Set task — What you return should match every record exactly, with the images removed.
#### Data supplied ####
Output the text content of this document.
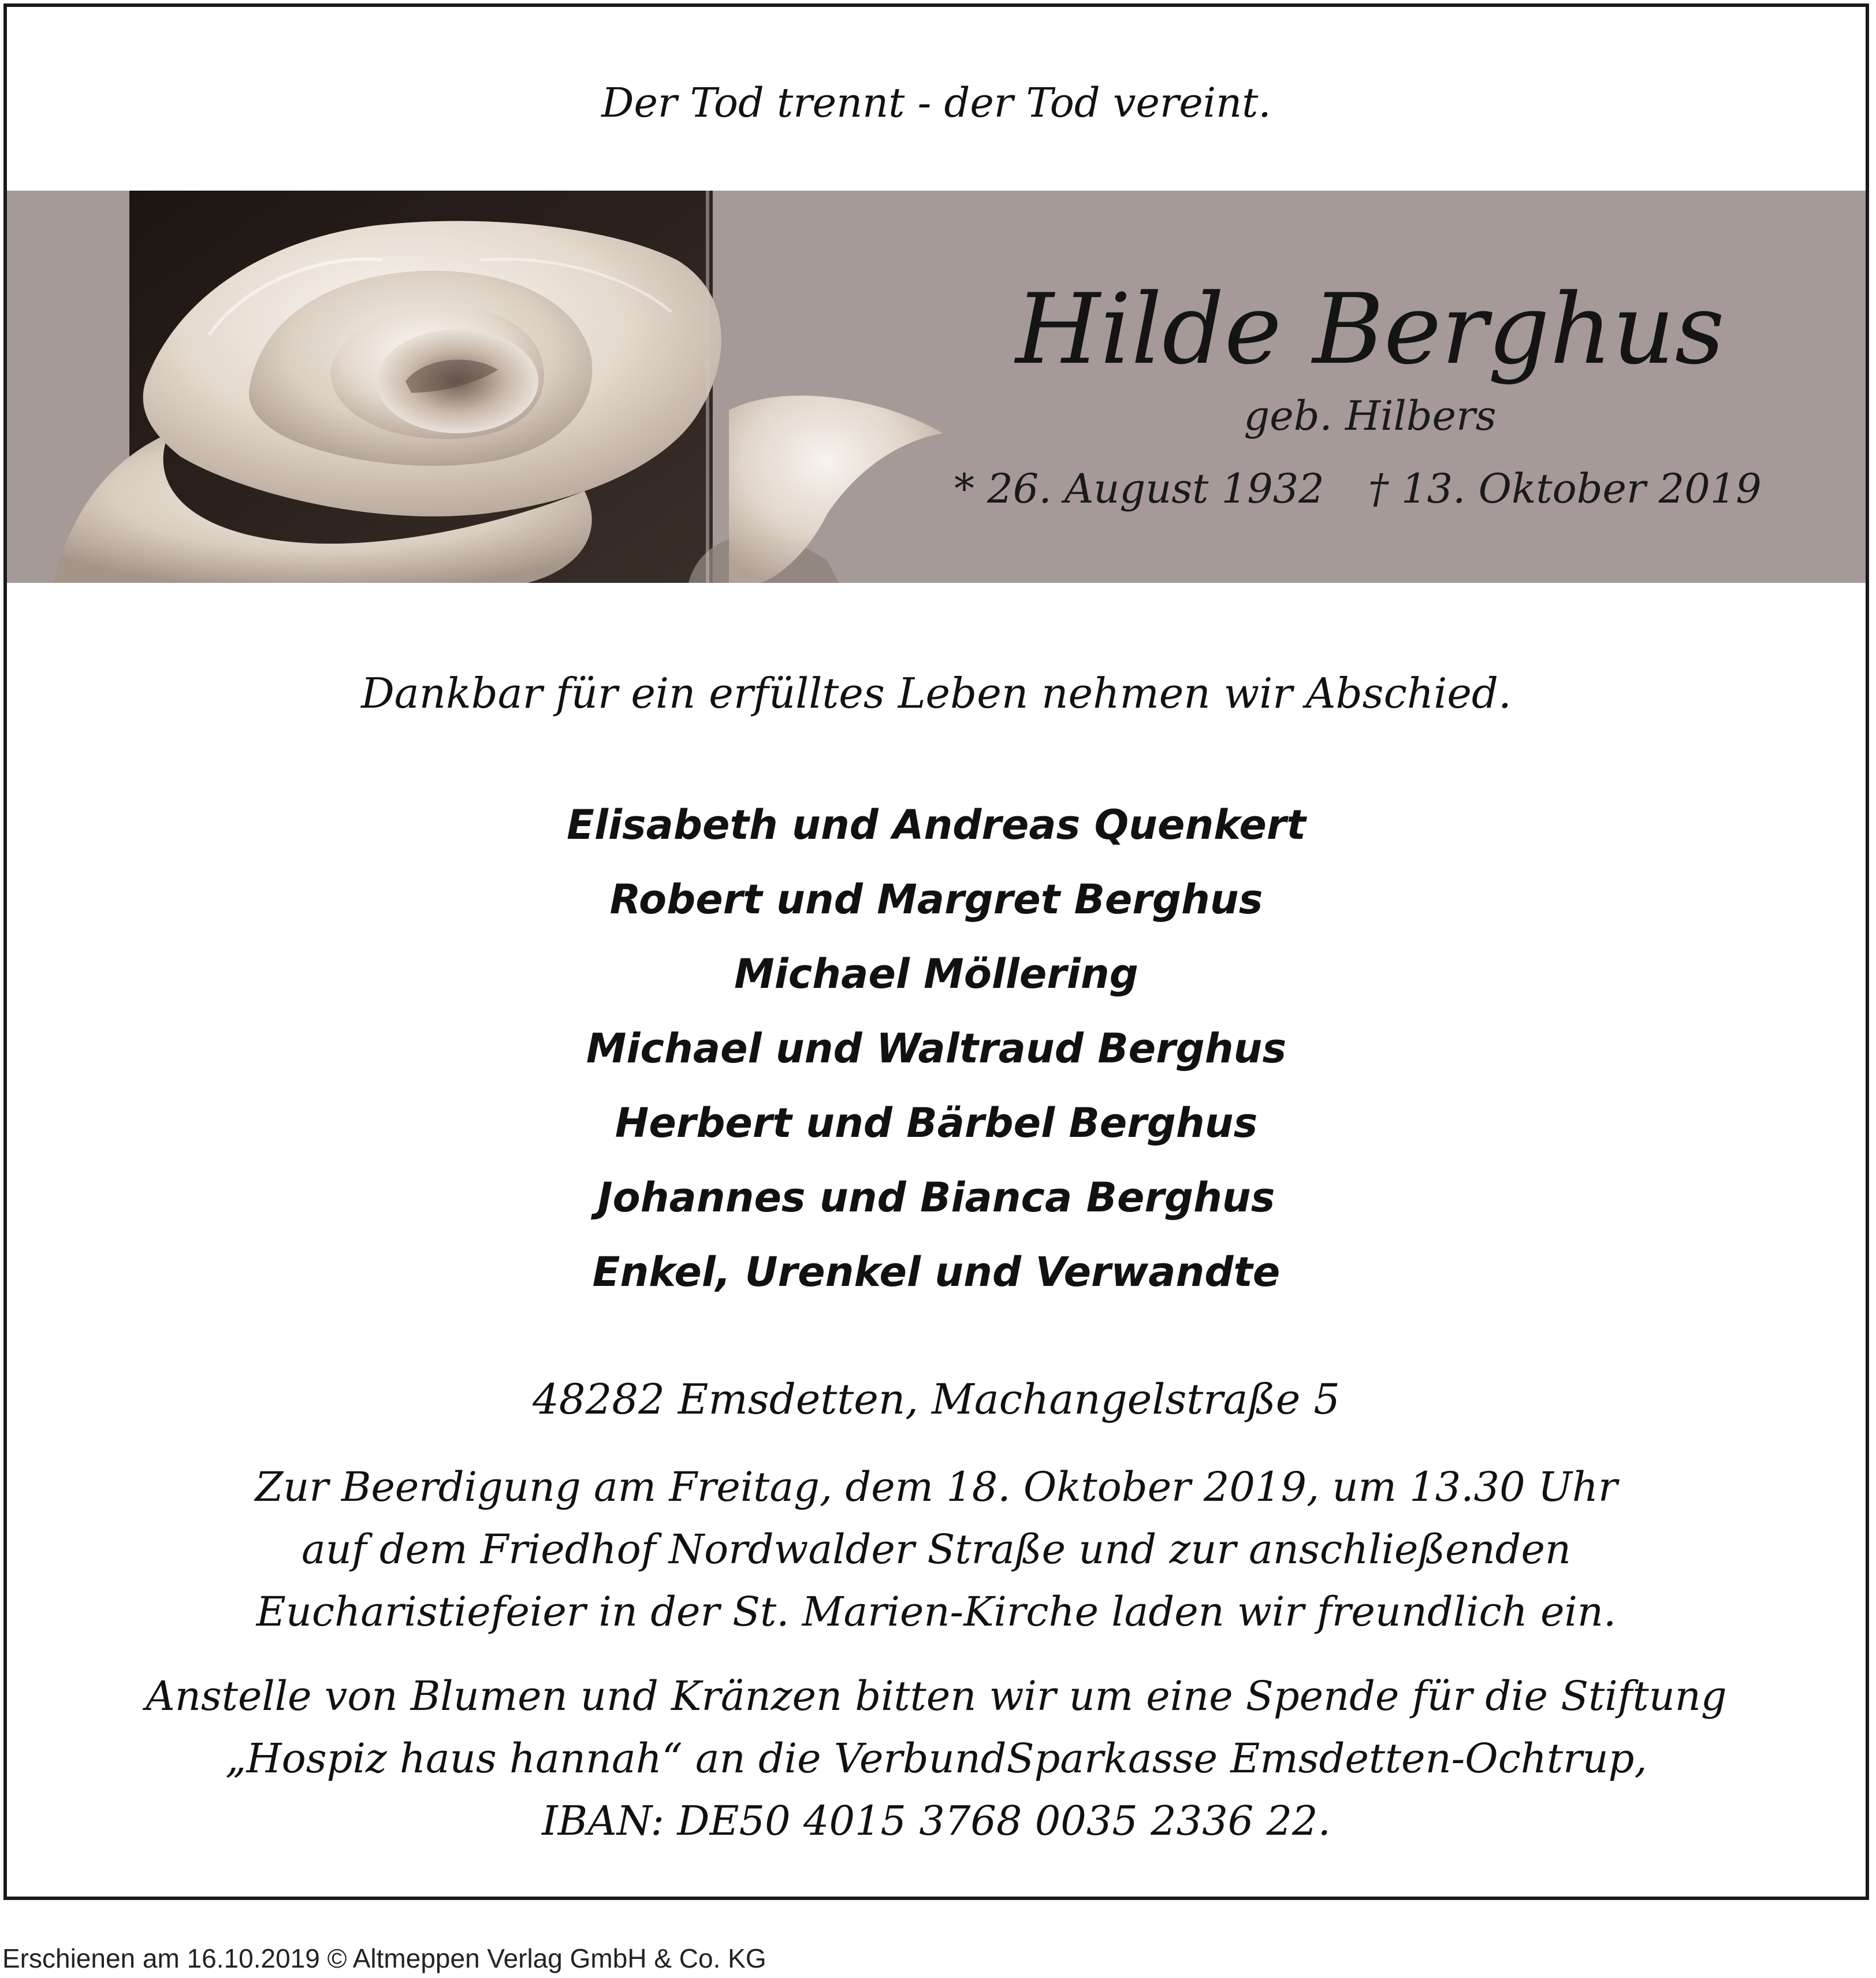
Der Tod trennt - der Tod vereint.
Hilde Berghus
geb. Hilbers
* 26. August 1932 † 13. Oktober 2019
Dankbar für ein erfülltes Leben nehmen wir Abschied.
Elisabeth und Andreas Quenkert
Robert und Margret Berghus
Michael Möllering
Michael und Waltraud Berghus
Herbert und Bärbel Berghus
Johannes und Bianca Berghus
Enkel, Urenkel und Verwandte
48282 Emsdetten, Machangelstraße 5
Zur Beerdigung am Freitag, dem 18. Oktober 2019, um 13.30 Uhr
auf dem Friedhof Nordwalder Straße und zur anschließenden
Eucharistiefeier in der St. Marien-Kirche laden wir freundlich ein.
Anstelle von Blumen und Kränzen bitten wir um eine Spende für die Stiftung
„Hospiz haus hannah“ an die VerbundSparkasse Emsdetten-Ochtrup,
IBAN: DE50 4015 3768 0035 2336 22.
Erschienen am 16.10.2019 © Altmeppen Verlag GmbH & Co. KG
####
Result of the task —
Output the text content of this document.
Der Tod trennt - der Tod vereint.
Hilde Berghus
geb. Hilbers
* 26. August 1932 † 13. Oktober 2019
Dankbar für ein erfülltes Leben nehmen wir Abschied.
Elisabeth und Andreas Quenkert
Robert und Margret Berghus
Michael Möllering
Michael und Waltraud Berghus
Herbert und Bärbel Berghus
Johannes und Bianca Berghus
Enkel, Urenkel und Verwandte
48282 Emsdetten, Machangelstraße 5
Zur Beerdigung am Freitag, dem 18. Oktober 2019, um 13.30 Uhr
auf dem Friedhof Nordwalder Straße und zur anschließenden
Eucharistiefeier in der St. Marien-Kirche laden wir freundlich ein.
Anstelle von Blumen und Kränzen bitten wir um eine Spende für die Stiftung
„Hospiz haus hannah“ an die VerbundSparkasse Emsdetten-Ochtrup,
IBAN: DE50 4015 3768 0035 2336 22.
Erschienen am 16.10.2019 © Altmeppen Verlag GmbH & Co. KG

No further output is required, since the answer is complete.